**The task**
Read the data and repeat all of it exactly.

[Figure collection entries]
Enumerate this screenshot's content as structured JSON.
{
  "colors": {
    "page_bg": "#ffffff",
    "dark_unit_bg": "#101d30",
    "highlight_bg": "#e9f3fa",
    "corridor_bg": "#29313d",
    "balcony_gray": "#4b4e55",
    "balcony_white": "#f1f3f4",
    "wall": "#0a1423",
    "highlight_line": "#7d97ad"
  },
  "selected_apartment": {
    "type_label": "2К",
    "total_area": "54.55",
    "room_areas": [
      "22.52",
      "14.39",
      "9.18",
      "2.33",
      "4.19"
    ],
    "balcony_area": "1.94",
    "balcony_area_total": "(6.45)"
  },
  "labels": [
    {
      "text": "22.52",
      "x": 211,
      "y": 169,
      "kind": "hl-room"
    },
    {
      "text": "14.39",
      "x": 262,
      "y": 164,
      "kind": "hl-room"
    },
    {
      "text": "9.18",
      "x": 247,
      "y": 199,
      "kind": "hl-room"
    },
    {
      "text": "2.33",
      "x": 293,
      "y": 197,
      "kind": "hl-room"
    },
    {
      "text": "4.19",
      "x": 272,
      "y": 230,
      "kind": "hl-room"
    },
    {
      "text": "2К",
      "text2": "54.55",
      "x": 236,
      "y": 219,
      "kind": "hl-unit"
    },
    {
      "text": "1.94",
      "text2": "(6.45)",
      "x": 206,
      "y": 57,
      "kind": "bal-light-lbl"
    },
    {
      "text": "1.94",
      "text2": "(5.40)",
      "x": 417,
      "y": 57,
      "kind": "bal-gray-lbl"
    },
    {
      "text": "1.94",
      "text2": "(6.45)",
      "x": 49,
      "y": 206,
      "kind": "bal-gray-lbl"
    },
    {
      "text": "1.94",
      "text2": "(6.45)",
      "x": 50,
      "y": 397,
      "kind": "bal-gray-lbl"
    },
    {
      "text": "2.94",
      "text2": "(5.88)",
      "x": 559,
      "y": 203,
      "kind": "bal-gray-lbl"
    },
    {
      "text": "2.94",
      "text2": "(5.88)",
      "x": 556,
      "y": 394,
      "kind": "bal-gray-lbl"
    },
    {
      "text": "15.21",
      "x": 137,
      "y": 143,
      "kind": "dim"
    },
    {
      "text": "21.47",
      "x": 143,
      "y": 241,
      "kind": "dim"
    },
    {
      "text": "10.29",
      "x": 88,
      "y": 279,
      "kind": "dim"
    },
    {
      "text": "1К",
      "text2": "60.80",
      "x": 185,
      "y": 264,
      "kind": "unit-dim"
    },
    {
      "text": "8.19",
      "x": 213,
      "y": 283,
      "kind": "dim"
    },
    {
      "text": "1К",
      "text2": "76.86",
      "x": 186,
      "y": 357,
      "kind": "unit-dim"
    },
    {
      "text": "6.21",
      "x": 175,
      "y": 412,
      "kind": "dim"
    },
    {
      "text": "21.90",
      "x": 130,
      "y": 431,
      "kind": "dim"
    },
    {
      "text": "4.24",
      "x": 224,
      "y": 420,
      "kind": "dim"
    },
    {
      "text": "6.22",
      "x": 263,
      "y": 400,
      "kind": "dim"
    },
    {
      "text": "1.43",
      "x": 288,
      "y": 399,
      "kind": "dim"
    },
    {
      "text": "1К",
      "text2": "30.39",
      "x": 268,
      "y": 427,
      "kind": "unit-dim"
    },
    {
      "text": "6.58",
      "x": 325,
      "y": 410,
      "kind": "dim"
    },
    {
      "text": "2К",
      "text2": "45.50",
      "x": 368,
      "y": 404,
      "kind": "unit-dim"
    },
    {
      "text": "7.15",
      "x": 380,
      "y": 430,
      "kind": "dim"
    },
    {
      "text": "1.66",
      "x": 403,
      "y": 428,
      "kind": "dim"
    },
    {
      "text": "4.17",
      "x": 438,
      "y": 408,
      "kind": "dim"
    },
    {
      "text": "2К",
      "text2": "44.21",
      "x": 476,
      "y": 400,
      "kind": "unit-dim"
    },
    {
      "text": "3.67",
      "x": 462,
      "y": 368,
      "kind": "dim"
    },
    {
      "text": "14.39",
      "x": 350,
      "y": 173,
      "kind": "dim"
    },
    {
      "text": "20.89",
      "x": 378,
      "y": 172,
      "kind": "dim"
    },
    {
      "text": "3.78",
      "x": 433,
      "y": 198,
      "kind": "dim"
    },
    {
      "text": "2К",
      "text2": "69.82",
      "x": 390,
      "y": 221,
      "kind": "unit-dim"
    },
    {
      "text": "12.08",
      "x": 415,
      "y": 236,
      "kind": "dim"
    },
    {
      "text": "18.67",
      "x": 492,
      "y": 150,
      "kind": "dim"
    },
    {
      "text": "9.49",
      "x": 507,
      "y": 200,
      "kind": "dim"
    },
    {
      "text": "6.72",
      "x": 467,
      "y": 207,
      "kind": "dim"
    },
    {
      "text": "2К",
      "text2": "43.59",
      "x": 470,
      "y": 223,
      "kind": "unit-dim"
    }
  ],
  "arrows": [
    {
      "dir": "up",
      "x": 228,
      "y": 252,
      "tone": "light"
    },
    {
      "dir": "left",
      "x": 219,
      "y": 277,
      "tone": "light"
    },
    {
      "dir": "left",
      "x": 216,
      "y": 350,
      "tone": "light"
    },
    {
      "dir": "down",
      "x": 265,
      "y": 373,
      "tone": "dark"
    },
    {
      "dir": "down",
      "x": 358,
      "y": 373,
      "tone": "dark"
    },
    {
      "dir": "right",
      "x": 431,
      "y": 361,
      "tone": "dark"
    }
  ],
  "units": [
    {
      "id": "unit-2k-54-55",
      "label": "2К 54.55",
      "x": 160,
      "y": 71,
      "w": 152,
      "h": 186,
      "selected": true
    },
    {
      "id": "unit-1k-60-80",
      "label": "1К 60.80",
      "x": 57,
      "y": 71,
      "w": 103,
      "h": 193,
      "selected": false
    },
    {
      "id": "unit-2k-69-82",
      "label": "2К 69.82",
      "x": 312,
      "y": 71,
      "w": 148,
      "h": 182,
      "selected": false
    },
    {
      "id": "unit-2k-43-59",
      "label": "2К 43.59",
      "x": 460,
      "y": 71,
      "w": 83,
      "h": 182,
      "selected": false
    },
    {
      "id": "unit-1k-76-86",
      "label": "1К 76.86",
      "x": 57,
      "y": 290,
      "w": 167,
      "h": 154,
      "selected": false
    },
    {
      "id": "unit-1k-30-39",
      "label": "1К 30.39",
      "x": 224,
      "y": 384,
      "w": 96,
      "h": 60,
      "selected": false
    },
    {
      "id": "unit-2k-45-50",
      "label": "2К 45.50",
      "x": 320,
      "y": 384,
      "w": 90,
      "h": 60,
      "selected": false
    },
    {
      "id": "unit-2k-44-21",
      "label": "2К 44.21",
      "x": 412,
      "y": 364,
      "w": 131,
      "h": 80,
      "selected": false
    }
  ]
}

**Solution to this task**
Enumerate this screenshot's content as structured JSON.
{
  "colors": {
    "page_bg": "#ffffff",
    "dark_unit_bg": "#101d30",
    "highlight_bg": "#e9f3fa",
    "corridor_bg": "#29313d",
    "balcony_gray": "#4b4e55",
    "balcony_white": "#f1f3f4",
    "wall": "#0a1423",
    "highlight_line": "#7d97ad"
  },
  "selected_apartment": {
    "type_label": "2К",
    "total_area": "54.55",
    "room_areas": [
      "22.52",
      "14.39",
      "9.18",
      "2.33",
      "4.19"
    ],
    "balcony_area": "1.94",
    "balcony_area_total": "(6.45)"
  },
  "labels": [
    {
      "text": "22.52",
      "x": 211,
      "y": 169,
      "kind": "hl-room"
    },
    {
      "text": "14.39",
      "x": 262,
      "y": 164,
      "kind": "hl-room"
    },
    {
      "text": "9.18",
      "x": 247,
      "y": 199,
      "kind": "hl-room"
    },
    {
      "text": "2.33",
      "x": 293,
      "y": 197,
      "kind": "hl-room"
    },
    {
      "text": "4.19",
      "x": 272,
      "y": 230,
      "kind": "hl-room"
    },
    {
      "text": "2К",
      "text2": "54.55",
      "x": 236,
      "y": 219,
      "kind": "hl-unit"
    },
    {
      "text": "1.94",
      "text2": "(6.45)",
      "x": 206,
      "y": 57,
      "kind": "bal-light-lbl"
    },
    {
      "text": "1.94",
      "text2": "(5.40)",
      "x": 417,
      "y": 57,
      "kind": "bal-gray-lbl"
    },
    {
      "text": "1.94",
      "text2": "(6.45)",
      "x": 49,
      "y": 206,
      "kind": "bal-gray-lbl"
    },
    {
      "text": "1.94",
      "text2": "(6.45)",
      "x": 50,
      "y": 397,
      "kind": "bal-gray-lbl"
    },
    {
      "text": "2.94",
      "text2": "(5.88)",
      "x": 559,
      "y": 203,
      "kind": "bal-gray-lbl"
    },
    {
      "text": "2.94",
      "text2": "(5.88)",
      "x": 556,
      "y": 394,
      "kind": "bal-gray-lbl"
    },
    {
      "text": "15.21",
      "x": 137,
      "y": 143,
      "kind": "dim"
    },
    {
      "text": "21.47",
      "x": 143,
      "y": 241,
      "kind": "dim"
    },
    {
      "text": "10.29",
      "x": 88,
      "y": 279,
      "kind": "dim"
    },
    {
      "text": "1К",
      "text2": "60.80",
      "x": 185,
      "y": 264,
      "kind": "unit-dim"
    },
    {
      "text": "8.19",
      "x": 213,
      "y": 283,
      "kind": "dim"
    },
    {
      "text": "1К",
      "text2": "76.86",
      "x": 186,
      "y": 357,
      "kind": "unit-dim"
    },
    {
      "text": "6.21",
      "x": 175,
      "y": 412,
      "kind": "dim"
    },
    {
      "text": "21.90",
      "x": 130,
      "y": 431,
      "kind": "dim"
    },
    {
      "text": "4.24",
      "x": 224,
      "y": 420,
      "kind": "dim"
    },
    {
      "text": "6.22",
      "x": 263,
      "y": 400,
      "kind": "dim"
    },
    {
      "text": "1.43",
      "x": 288,
      "y": 399,
      "kind": "dim"
    },
    {
      "text": "1К",
      "text2": "30.39",
      "x": 268,
      "y": 427,
      "kind": "unit-dim"
    },
    {
      "text": "6.58",
      "x": 325,
      "y": 410,
      "kind": "dim"
    },
    {
      "text": "2К",
      "text2": "45.50",
      "x": 368,
      "y": 404,
      "kind": "unit-dim"
    },
    {
      "text": "7.15",
      "x": 380,
      "y": 430,
      "kind": "dim"
    },
    {
      "text": "1.66",
      "x": 403,
      "y": 428,
      "kind": "dim"
    },
    {
      "text": "4.17",
      "x": 438,
      "y": 408,
      "kind": "dim"
    },
    {
      "text": "2К",
      "text2": "44.21",
      "x": 476,
      "y": 400,
      "kind": "unit-dim"
    },
    {
      "text": "3.67",
      "x": 462,
      "y": 368,
      "kind": "dim"
    },
    {
      "text": "14.39",
      "x": 350,
      "y": 173,
      "kind": "dim"
    },
    {
      "text": "20.89",
      "x": 378,
      "y": 172,
      "kind": "dim"
    },
    {
      "text": "3.78",
      "x": 433,
      "y": 198,
      "kind": "dim"
    },
    {
      "text": "2К",
      "text2": "69.82",
      "x": 390,
      "y": 221,
      "kind": "unit-dim"
    },
    {
      "text": "12.08",
      "x": 415,
      "y": 236,
      "kind": "dim"
    },
    {
      "text": "18.67",
      "x": 492,
      "y": 150,
      "kind": "dim"
    },
    {
      "text": "9.49",
      "x": 507,
      "y": 200,
      "kind": "dim"
    },
    {
      "text": "6.72",
      "x": 467,
      "y": 207,
      "kind": "dim"
    },
    {
      "text": "2К",
      "text2": "43.59",
      "x": 470,
      "y": 223,
      "kind": "unit-dim"
    }
  ],
  "arrows": [
    {
      "dir": "up",
      "x": 228,
      "y": 252,
      "tone": "light"
    },
    {
      "dir": "left",
      "x": 219,
      "y": 277,
      "tone": "light"
    },
    {
      "dir": "left",
      "x": 216,
      "y": 350,
      "tone": "light"
    },
    {
      "dir": "down",
      "x": 265,
      "y": 373,
      "tone": "dark"
    },
    {
      "dir": "down",
      "x": 358,
      "y": 373,
      "tone": "dark"
    },
    {
      "dir": "right",
      "x": 431,
      "y": 361,
      "tone": "dark"
    }
  ],
  "units": [
    {
      "id": "unit-2k-54-55",
      "label": "2К 54.55",
      "x": 160,
      "y": 71,
      "w": 152,
      "h": 186,
      "selected": true
    },
    {
      "id": "unit-1k-60-80",
      "label": "1К 60.80",
      "x": 57,
      "y": 71,
      "w": 103,
      "h": 193,
      "selected": false
    },
    {
      "id": "unit-2k-69-82",
      "label": "2К 69.82",
      "x": 312,
      "y": 71,
      "w": 148,
      "h": 182,
      "selected": false
    },
    {
      "id": "unit-2k-43-59",
      "label": "2К 43.59",
      "x": 460,
      "y": 71,
      "w": 83,
      "h": 182,
      "selected": false
    },
    {
      "id": "unit-1k-76-86",
      "label": "1К 76.86",
      "x": 57,
      "y": 290,
      "w": 167,
      "h": 154,
      "selected": false
    },
    {
      "id": "unit-1k-30-39",
      "label": "1К 30.39",
      "x": 224,
      "y": 384,
      "w": 96,
      "h": 60,
      "selected": false
    },
    {
      "id": "unit-2k-45-50",
      "label": "2К 45.50",
      "x": 320,
      "y": 384,
      "w": 90,
      "h": 60,
      "selected": false
    },
    {
      "id": "unit-2k-44-21",
      "label": "2К 44.21",
      "x": 412,
      "y": 364,
      "w": 131,
      "h": 80,
      "selected": false
    }
  ]
}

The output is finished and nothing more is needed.